### PROBLEM STATEMENT
The records below are split into lines. How many of those lines contain the string "Конкуренты"? Reply with the number only.

### MATERIAL FOR THIS EXERCISE
-=-=-

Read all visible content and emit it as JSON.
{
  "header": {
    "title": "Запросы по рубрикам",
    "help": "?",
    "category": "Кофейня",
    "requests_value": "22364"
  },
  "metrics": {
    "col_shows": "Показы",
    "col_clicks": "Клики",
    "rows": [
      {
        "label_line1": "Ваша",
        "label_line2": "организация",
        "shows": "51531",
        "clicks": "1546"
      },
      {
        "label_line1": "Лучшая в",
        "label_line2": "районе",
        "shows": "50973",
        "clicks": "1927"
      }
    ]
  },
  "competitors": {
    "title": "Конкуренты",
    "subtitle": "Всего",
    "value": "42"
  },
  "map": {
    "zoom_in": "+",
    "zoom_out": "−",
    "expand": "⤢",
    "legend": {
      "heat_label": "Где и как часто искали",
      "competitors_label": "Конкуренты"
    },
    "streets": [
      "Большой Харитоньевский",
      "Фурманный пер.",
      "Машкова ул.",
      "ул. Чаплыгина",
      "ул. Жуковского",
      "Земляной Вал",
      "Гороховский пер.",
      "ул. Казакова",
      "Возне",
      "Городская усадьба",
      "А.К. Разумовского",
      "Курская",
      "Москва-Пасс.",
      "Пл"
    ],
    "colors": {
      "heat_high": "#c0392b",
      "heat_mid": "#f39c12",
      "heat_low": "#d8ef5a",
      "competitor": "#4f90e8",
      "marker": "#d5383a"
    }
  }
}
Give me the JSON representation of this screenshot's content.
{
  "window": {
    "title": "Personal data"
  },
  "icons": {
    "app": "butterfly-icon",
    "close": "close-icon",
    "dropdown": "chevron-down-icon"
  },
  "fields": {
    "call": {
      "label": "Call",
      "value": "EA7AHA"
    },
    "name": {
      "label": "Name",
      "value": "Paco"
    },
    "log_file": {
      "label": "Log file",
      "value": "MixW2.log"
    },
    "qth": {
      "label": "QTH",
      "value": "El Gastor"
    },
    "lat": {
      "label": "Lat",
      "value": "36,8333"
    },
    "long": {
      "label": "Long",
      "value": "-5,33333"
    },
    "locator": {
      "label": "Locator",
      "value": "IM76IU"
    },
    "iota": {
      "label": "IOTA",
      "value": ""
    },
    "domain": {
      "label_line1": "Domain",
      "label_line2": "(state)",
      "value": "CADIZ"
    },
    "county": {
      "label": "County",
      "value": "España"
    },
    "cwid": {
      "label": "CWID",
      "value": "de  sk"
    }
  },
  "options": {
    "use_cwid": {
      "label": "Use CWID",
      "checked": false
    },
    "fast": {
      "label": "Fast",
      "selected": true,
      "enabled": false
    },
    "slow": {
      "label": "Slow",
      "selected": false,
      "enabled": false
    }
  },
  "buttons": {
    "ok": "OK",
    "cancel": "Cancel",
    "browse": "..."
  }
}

-=-=-

### IN RESPONSE
2